Records:
** Start **

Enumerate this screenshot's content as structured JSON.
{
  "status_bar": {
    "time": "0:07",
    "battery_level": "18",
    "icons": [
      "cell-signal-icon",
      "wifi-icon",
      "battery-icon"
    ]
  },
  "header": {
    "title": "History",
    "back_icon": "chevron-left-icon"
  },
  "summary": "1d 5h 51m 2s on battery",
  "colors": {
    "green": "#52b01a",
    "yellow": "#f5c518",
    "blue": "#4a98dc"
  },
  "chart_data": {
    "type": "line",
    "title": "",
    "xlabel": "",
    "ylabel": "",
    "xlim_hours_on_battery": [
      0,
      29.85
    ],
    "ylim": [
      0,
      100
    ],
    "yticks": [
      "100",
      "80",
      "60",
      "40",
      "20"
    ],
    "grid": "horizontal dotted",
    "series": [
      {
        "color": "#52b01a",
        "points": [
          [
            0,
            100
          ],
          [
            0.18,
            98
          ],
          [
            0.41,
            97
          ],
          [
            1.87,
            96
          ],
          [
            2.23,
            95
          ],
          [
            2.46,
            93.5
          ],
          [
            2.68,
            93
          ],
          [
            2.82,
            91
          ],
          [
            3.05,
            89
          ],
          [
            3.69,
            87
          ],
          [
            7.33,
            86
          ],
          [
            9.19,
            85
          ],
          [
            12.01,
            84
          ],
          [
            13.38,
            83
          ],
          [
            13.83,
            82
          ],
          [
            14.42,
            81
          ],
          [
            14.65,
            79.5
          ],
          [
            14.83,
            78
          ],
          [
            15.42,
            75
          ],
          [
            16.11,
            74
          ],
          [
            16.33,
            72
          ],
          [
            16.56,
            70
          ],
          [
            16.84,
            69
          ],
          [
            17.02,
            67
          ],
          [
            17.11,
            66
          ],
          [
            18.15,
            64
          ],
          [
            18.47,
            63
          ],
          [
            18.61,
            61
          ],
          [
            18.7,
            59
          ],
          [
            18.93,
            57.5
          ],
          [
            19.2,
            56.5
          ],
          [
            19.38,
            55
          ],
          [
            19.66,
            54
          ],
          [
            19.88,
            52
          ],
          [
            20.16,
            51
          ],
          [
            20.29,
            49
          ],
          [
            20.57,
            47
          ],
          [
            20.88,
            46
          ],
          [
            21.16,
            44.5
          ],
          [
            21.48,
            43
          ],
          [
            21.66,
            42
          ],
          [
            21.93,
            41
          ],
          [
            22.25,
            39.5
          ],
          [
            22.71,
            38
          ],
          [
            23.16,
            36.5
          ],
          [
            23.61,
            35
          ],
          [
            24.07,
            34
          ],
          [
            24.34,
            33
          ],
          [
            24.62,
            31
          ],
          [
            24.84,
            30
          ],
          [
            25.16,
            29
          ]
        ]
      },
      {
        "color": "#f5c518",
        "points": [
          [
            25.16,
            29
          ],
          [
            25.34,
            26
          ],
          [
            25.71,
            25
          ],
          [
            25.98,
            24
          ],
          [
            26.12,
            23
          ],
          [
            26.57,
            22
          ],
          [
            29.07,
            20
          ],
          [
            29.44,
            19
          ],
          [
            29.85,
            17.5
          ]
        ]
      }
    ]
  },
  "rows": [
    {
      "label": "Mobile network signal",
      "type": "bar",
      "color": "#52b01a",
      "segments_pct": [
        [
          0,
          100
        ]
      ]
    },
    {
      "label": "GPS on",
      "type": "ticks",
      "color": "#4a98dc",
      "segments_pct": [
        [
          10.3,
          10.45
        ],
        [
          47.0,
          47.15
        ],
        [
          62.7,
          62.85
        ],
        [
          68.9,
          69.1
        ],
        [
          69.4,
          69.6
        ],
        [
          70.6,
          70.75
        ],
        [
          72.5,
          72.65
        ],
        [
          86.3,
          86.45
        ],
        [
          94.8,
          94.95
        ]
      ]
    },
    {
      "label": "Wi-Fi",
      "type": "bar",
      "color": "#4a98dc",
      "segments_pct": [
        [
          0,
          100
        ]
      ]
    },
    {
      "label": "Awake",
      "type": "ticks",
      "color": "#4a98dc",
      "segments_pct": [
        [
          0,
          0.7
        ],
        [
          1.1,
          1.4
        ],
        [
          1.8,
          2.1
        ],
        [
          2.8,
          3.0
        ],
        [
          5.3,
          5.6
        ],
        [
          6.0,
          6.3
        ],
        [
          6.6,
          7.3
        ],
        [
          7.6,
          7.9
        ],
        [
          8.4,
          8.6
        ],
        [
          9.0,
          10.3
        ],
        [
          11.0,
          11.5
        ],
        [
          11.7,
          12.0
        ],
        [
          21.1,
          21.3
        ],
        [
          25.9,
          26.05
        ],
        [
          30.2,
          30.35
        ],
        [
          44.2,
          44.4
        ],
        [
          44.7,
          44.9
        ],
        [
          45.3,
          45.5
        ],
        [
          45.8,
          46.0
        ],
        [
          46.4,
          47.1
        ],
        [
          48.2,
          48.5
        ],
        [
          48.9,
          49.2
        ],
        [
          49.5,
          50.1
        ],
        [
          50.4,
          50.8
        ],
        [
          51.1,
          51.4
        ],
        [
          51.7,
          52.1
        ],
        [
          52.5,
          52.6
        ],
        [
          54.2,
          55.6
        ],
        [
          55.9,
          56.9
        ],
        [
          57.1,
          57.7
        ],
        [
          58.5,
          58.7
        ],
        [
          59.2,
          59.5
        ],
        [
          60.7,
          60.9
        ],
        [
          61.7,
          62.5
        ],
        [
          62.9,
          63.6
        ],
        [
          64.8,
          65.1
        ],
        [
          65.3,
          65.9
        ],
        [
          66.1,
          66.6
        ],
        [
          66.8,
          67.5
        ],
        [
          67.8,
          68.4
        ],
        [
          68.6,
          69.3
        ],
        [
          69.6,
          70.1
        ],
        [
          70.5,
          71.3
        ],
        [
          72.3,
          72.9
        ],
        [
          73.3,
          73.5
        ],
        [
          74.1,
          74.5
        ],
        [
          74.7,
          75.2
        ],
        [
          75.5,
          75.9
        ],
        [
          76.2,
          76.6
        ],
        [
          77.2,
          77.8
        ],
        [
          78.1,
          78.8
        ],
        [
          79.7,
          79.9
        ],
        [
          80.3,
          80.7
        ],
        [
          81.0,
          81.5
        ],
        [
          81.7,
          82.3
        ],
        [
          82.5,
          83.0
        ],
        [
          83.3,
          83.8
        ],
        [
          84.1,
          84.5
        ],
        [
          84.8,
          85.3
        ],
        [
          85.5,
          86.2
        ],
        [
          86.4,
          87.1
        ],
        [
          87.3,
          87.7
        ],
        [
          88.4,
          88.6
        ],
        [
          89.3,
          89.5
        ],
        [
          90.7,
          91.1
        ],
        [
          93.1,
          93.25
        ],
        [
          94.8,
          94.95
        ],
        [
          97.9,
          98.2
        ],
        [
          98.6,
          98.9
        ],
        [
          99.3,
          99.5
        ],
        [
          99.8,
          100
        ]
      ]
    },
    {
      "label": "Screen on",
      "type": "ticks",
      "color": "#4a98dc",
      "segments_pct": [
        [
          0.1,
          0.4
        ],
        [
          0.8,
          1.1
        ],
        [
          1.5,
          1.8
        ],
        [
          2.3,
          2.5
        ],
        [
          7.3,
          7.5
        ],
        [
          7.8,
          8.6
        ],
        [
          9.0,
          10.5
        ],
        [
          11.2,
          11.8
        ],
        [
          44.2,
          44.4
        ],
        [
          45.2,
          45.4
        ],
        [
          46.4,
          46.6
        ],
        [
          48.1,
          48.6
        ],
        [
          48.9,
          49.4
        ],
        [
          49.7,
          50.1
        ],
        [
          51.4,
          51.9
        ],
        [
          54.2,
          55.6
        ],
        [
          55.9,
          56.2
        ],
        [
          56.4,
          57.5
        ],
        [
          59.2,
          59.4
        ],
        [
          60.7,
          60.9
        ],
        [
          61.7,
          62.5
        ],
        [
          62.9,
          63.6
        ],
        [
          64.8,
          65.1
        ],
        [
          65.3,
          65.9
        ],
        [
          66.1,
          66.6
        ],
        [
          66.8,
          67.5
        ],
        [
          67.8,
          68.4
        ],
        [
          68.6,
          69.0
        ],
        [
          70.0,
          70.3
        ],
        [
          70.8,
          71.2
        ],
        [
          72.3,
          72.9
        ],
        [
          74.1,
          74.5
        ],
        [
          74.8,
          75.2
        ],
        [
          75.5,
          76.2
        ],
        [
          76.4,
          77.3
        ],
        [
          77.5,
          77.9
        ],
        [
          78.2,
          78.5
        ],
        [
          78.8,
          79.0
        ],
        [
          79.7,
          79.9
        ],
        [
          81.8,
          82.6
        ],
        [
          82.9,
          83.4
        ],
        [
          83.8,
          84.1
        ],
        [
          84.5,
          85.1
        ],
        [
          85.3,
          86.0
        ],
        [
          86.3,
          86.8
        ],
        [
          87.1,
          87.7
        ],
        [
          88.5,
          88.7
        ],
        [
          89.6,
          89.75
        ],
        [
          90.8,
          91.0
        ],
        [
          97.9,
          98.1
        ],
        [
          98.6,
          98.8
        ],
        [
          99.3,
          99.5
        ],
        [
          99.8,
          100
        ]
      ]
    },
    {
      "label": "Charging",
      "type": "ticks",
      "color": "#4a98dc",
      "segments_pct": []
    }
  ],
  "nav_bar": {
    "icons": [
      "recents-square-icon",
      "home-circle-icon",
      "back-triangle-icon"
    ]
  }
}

** End **

▶ Challenge
Go through the listing above and list every line that has the word "signal".

▶ Result of this exercise
      "cell-signal-icon",
      "label": "Mobile network signal",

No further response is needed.